Records about charts and figures:
-- begin --

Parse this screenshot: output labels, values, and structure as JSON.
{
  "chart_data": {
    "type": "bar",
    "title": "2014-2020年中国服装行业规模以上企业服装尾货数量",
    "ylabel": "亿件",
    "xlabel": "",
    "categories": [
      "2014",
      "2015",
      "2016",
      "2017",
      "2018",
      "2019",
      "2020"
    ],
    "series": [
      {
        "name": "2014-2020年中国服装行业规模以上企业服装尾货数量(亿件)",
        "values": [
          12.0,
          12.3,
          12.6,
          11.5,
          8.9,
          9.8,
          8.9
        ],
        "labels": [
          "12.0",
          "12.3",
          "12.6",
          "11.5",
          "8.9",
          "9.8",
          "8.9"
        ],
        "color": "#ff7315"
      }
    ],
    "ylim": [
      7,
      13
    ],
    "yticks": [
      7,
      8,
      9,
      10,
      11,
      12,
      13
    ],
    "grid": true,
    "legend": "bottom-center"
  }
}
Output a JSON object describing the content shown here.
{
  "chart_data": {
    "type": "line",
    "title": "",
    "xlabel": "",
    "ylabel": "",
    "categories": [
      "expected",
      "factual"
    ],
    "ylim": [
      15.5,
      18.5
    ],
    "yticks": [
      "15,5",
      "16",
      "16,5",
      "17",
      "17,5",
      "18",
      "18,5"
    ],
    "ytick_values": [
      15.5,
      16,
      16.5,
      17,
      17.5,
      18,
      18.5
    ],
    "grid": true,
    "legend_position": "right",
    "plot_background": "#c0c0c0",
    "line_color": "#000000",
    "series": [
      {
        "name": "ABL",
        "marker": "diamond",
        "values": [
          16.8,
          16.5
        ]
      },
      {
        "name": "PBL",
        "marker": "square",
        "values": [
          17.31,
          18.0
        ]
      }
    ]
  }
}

-- end --

* Problem description: Determine the number of lines in the records that include the string "title", and respond with that number only.

* Reply: 2